Above and beyond technicalities like language and details of the era, a lot of historical romances also have extremely modern characters. They think like modern people, they act like modern people, and—perhaps worst of all—they indulge in a lot of very modern navel-gazing and psychoanalysis.
Take, for instance, two different tortured heroes from two different time periods: Allegreto of Shadowheart and Lucien of Dancing on the Wind. Both these books have immovable spots on my keeper shelf, and the two men qualify as two of my favorite romance novel heroes. But Allegreto strikes me as a character who is much more true to his time period than Lucien. He never analyzes why he finds so much pleasure in sexual pain; in fact, he’s convinced he’s going to burn in hell for enjoying what Elena does to him. At the end of the book, I KNOW Elena will keep on hurting him in the bedroom, Allegreto will keep on lovin’ it, and both of them will still be convinced that what they’re doing is unnatural and sinful—but like just about everyone else, they’ll ignore the proscription because it feels too damn good and go to confession as necessary to make peace with their consciences. There’s no feel-good, “Oh, it’s not bad if it’s two consenting adults expressing their love in different ways” kind of a resolution—which is great, because it prevents the book from being squishy, and it prevents the book from feeling too modern. I also like how Allegreto doesn’t really ponder on the role his father had in forming him. Instead, the author provides glimpses into his past, which in turn allow us, the readers, to draw our own conclusions about him and what makes him tick.

Data entries:
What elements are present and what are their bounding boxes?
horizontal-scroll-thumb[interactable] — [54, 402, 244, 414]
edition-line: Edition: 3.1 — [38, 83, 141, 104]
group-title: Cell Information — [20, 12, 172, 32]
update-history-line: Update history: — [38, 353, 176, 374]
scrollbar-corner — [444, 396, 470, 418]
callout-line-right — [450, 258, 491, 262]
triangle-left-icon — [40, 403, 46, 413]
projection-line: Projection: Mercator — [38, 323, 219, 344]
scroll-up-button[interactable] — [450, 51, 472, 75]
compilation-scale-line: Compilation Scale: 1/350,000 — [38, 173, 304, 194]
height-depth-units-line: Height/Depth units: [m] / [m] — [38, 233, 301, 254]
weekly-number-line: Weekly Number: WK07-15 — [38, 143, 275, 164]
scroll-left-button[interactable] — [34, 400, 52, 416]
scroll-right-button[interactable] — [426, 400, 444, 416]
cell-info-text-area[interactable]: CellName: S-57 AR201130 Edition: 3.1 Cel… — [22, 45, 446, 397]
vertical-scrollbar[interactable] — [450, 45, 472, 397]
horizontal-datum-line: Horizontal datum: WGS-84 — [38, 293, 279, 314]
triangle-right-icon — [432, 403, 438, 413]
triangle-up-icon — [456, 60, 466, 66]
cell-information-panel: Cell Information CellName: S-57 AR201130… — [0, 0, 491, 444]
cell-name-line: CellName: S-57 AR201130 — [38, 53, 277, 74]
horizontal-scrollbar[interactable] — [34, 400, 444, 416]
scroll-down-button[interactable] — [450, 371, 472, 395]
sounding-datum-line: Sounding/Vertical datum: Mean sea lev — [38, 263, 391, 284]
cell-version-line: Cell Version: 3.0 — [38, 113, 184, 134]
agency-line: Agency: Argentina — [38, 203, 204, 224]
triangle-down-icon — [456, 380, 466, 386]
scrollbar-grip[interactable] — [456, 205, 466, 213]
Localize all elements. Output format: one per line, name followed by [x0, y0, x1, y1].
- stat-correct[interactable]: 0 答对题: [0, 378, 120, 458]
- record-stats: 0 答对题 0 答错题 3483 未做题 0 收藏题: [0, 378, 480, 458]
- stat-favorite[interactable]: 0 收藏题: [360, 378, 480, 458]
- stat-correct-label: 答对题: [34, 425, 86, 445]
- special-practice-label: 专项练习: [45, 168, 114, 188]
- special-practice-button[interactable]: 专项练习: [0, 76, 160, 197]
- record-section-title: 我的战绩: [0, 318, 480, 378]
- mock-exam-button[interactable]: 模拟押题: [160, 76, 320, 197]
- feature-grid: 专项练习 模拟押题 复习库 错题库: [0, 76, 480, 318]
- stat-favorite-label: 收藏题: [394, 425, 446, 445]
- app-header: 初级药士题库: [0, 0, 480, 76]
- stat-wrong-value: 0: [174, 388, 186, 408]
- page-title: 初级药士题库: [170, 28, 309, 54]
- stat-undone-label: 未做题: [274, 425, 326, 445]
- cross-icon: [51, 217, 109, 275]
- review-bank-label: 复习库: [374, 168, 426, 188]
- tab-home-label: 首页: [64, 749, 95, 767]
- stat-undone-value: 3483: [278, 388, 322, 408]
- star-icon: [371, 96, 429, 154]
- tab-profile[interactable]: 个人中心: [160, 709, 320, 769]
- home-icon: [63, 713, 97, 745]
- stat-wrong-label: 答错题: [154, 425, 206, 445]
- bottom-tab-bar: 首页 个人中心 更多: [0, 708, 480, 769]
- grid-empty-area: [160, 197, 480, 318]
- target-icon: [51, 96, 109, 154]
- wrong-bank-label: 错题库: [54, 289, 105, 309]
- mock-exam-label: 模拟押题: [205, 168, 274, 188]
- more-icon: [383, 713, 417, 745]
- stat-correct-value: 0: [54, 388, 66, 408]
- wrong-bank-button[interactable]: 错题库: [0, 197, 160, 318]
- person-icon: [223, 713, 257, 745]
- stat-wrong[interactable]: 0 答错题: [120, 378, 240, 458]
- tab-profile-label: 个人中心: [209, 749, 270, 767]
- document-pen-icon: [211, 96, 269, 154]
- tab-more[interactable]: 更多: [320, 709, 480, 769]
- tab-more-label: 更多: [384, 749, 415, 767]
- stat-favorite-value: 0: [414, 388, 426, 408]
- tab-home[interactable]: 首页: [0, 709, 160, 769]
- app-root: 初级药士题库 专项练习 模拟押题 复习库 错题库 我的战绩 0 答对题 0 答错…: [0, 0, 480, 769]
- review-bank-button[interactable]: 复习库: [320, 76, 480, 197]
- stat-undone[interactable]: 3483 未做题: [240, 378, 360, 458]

Goals>
A) Summarize the passage on historical romance heroes in two sentences.
B) Reproduce the stretch of the passage on historical romance heroes from "Above and beyond" through "navel-gazing and psychoanalysis.".

Results>
A) Many historical romances have characters who think, act, and psychoanalyze themselves like modern people. Of two favorite tortured heroes, Allegreto of Shadowheart and Lucien of Dancing on the Wind, the writer finds Allegreto truer to his time period because he never analyzes his pleasure in sexual pain, stays convinced it is sinful, and doesn't ponder his father's role in forming him.

B)
Above and beyond technicalities like language and details of the era, a lot of historical romances also have extremely modern characters. They think like modern people, they act like modern people, and—perhaps worst of all—they indulge in a lot of very modern navel-gazing and psychoanalysis.